_Provided data_
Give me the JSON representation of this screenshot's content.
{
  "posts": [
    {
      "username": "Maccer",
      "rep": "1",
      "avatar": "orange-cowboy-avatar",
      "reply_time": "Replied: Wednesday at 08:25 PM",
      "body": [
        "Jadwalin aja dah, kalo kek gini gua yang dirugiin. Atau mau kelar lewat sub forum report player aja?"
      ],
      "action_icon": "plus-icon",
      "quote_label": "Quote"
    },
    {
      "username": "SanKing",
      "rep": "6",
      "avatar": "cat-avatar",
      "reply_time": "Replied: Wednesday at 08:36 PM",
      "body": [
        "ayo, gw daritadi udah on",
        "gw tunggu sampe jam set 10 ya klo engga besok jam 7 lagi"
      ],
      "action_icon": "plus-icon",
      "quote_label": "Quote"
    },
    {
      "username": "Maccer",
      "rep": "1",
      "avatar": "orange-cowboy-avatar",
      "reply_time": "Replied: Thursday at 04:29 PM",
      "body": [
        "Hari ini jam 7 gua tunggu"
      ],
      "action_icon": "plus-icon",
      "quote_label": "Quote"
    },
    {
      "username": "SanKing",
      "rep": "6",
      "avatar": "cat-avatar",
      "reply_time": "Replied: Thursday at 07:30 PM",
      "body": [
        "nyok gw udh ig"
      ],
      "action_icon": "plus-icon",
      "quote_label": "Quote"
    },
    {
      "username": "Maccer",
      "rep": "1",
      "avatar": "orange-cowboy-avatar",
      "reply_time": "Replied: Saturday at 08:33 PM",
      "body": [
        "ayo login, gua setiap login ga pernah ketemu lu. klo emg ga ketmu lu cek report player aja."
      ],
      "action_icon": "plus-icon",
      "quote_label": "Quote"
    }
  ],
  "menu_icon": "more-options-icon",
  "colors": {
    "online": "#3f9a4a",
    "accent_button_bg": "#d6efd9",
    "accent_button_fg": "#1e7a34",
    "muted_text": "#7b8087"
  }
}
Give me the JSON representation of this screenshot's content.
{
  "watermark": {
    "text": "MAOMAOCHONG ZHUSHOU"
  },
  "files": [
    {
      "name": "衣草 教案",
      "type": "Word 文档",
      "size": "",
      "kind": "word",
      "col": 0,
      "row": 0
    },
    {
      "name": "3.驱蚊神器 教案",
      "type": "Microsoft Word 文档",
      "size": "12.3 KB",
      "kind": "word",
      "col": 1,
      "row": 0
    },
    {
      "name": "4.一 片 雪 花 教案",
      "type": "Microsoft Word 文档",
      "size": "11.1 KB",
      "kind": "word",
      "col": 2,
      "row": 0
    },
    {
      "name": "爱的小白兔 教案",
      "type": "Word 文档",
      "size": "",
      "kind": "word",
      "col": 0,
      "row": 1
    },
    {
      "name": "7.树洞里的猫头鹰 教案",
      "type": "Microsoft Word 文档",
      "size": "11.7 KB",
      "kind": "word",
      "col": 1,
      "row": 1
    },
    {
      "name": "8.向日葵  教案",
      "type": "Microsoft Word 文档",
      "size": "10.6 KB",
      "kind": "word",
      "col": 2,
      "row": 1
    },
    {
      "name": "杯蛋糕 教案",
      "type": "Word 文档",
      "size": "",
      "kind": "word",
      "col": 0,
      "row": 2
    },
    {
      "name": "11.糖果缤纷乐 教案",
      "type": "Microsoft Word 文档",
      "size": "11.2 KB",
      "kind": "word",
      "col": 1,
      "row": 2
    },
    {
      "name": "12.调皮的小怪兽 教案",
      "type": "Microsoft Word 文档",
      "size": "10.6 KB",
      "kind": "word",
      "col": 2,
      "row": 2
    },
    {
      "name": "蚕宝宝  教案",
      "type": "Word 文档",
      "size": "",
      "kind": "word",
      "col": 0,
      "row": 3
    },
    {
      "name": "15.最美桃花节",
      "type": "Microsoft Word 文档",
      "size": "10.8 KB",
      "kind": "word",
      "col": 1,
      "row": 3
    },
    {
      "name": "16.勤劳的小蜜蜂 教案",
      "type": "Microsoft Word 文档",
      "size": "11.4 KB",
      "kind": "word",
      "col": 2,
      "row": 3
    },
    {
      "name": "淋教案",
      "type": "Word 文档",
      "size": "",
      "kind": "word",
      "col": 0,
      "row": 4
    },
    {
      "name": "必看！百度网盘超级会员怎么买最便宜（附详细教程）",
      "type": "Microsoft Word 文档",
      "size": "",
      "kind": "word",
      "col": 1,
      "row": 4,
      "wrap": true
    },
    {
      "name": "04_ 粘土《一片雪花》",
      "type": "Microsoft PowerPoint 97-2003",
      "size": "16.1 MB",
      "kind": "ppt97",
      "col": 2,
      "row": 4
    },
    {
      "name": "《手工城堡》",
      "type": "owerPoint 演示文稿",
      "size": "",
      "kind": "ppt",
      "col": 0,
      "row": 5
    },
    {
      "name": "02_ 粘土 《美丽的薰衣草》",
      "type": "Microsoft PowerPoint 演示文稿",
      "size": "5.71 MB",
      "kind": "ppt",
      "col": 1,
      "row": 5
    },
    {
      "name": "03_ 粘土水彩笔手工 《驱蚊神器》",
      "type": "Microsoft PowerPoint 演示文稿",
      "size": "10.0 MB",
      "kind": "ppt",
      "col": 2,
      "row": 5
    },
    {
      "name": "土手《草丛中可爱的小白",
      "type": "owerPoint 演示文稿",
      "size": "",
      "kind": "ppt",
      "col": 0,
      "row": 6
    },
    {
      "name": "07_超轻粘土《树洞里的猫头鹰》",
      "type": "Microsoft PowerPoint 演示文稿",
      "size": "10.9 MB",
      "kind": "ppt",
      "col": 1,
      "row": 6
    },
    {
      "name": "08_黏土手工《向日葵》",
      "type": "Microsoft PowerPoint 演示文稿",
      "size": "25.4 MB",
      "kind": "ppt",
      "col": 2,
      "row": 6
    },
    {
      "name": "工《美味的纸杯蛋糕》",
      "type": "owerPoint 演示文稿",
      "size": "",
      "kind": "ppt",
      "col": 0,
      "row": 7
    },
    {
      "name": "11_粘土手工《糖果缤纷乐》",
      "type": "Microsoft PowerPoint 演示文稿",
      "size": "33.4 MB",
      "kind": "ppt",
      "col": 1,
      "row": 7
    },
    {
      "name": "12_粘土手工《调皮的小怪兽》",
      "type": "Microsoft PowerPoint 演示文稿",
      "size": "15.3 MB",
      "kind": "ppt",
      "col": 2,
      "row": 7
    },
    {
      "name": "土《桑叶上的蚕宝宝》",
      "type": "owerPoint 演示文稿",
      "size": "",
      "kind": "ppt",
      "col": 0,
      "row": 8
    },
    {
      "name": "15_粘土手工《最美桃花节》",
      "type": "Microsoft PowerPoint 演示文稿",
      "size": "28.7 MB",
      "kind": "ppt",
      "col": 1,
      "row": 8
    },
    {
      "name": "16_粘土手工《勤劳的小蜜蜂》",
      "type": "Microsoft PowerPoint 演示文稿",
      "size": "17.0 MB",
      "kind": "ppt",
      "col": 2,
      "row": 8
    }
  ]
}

_What needs to be done_
Extract the listing in its entirety and repeat it exactly.

_Output of the exercise_
Give me the JSON representation of this screenshot's content.
{
  "posts": [
    {
      "username": "Maccer",
      "rep": "1",
      "avatar": "orange-cowboy-avatar",
      "reply_time": "Replied: Wednesday at 08:25 PM",
      "body": [
        "Jadwalin aja dah, kalo kek gini gua yang dirugiin. Atau mau kelar lewat sub forum report player aja?"
      ],
      "action_icon": "plus-icon",
      "quote_label": "Quote"
    },
    {
      "username": "SanKing",
      "rep": "6",
      "avatar": "cat-avatar",
      "reply_time": "Replied: Wednesday at 08:36 PM",
      "body": [
        "ayo, gw daritadi udah on",
        "gw tunggu sampe jam set 10 ya klo engga besok jam 7 lagi"
      ],
      "action_icon": "plus-icon",
      "quote_label": "Quote"
    },
    {
      "username": "Maccer",
      "rep": "1",
      "avatar": "orange-cowboy-avatar",
      "reply_time": "Replied: Thursday at 04:29 PM",
      "body": [
        "Hari ini jam 7 gua tunggu"
      ],
      "action_icon": "plus-icon",
      "quote_label": "Quote"
    },
    {
      "username": "SanKing",
      "rep": "6",
      "avatar": "cat-avatar",
      "reply_time": "Replied: Thursday at 07:30 PM",
      "body": [
        "nyok gw udh ig"
      ],
      "action_icon": "plus-icon",
      "quote_label": "Quote"
    },
    {
      "username": "Maccer",
      "rep": "1",
      "avatar": "orange-cowboy-avatar",
      "reply_time": "Replied: Saturday at 08:33 PM",
      "body": [
        "ayo login, gua setiap login ga pernah ketemu lu. klo emg ga ketmu lu cek report player aja."
      ],
      "action_icon": "plus-icon",
      "quote_label": "Quote"
    }
  ],
  "menu_icon": "more-options-icon",
  "colors": {
    "online": "#3f9a4a",
    "accent_button_bg": "#d6efd9",
    "accent_button_fg": "#1e7a34",
    "muted_text": "#7b8087"
  }
}
Give me the JSON representation of this screenshot's content.
{
  "watermark": {
    "text": "MAOMAOCHONG ZHUSHOU"
  },
  "files": [
    {
      "name": "衣草 教案",
      "type": "Word 文档",
      "size": "",
      "kind": "word",
      "col": 0,
      "row": 0
    },
    {
      "name": "3.驱蚊神器 教案",
      "type": "Microsoft Word 文档",
      "size": "12.3 KB",
      "kind": "word",
      "col": 1,
      "row": 0
    },
    {
      "name": "4.一 片 雪 花 教案",
      "type": "Microsoft Word 文档",
      "size": "11.1 KB",
      "kind": "word",
      "col": 2,
      "row": 0
    },
    {
      "name": "爱的小白兔 教案",
      "type": "Word 文档",
      "size": "",
      "kind": "word",
      "col": 0,
      "row": 1
    },
    {
      "name": "7.树洞里的猫头鹰 教案",
      "type": "Microsoft Word 文档",
      "size": "11.7 KB",
      "kind": "word",
      "col": 1,
      "row": 1
    },
    {
      "name": "8.向日葵  教案",
      "type": "Microsoft Word 文档",
      "size": "10.6 KB",
      "kind": "word",
      "col": 2,
      "row": 1
    },
    {
      "name": "杯蛋糕 教案",
      "type": "Word 文档",
      "size": "",
      "kind": "word",
      "col": 0,
      "row": 2
    },
    {
      "name": "11.糖果缤纷乐 教案",
      "type": "Microsoft Word 文档",
      "size": "11.2 KB",
      "kind": "word",
      "col": 1,
      "row": 2
    },
    {
      "name": "12.调皮的小怪兽 教案",
      "type": "Microsoft Word 文档",
      "size": "10.6 KB",
      "kind": "word",
      "col": 2,
      "row": 2
    },
    {
      "name": "蚕宝宝  教案",
      "type": "Word 文档",
      "size": "",
      "kind": "word",
      "col": 0,
      "row": 3
    },
    {
      "name": "15.最美桃花节",
      "type": "Microsoft Word 文档",
      "size": "10.8 KB",
      "kind": "word",
      "col": 1,
      "row": 3
    },
    {
      "name": "16.勤劳的小蜜蜂 教案",
      "type": "Microsoft Word 文档",
      "size": "11.4 KB",
      "kind": "word",
      "col": 2,
      "row": 3
    },
    {
      "name": "淋教案",
      "type": "Word 文档",
      "size": "",
      "kind": "word",
      "col": 0,
      "row": 4
    },
    {
      "name": "必看！百度网盘超级会员怎么买最便宜（附详细教程）",
      "type": "Microsoft Word 文档",
      "size": "",
      "kind": "word",
      "col": 1,
      "row": 4,
      "wrap": true
    },
    {
      "name": "04_ 粘土《一片雪花》",
      "type": "Microsoft PowerPoint 97-2003",
      "size": "16.1 MB",
      "kind": "ppt97",
      "col": 2,
      "row": 4
    },
    {
      "name": "《手工城堡》",
      "type": "owerPoint 演示文稿",
      "size": "",
      "kind": "ppt",
      "col": 0,
      "row": 5
    },
    {
      "name": "02_ 粘土 《美丽的薰衣草》",
      "type": "Microsoft PowerPoint 演示文稿",
      "size": "5.71 MB",
      "kind": "ppt",
      "col": 1,
      "row": 5
    },
    {
      "name": "03_ 粘土水彩笔手工 《驱蚊神器》",
      "type": "Microsoft PowerPoint 演示文稿",
      "size": "10.0 MB",
      "kind": "ppt",
      "col": 2,
      "row": 5
    },
    {
      "name": "土手《草丛中可爱的小白",
      "type": "owerPoint 演示文稿",
      "size": "",
      "kind": "ppt",
      "col": 0,
      "row": 6
    },
    {
      "name": "07_超轻粘土《树洞里的猫头鹰》",
      "type": "Microsoft PowerPoint 演示文稿",
      "size": "10.9 MB",
      "kind": "ppt",
      "col": 1,
      "row": 6
    },
    {
      "name": "08_黏土手工《向日葵》",
      "type": "Microsoft PowerPoint 演示文稿",
      "size": "25.4 MB",
      "kind": "ppt",
      "col": 2,
      "row": 6
    },
    {
      "name": "工《美味的纸杯蛋糕》",
      "type": "owerPoint 演示文稿",
      "size": "",
      "kind": "ppt",
      "col": 0,
      "row": 7
    },
    {
      "name": "11_粘土手工《糖果缤纷乐》",
      "type": "Microsoft PowerPoint 演示文稿",
      "size": "33.4 MB",
      "kind": "ppt",
      "col": 1,
      "row": 7
    },
    {
      "name": "12_粘土手工《调皮的小怪兽》",
      "type": "Microsoft PowerPoint 演示文稿",
      "size": "15.3 MB",
      "kind": "ppt",
      "col": 2,
      "row": 7
    },
    {
      "name": "土《桑叶上的蚕宝宝》",
      "type": "owerPoint 演示文稿",
      "size": "",
      "kind": "ppt",
      "col": 0,
      "row": 8
    },
    {
      "name": "15_粘土手工《最美桃花节》",
      "type": "Microsoft PowerPoint 演示文稿",
      "size": "28.7 MB",
      "kind": "ppt",
      "col": 1,
      "row": 8
    },
    {
      "name": "16_粘土手工《勤劳的小蜜蜂》",
      "type": "Microsoft PowerPoint 演示文稿",
      "size": "17.0 MB",
      "kind": "ppt",
      "col": 2,
      "row": 8
    }
  ]
}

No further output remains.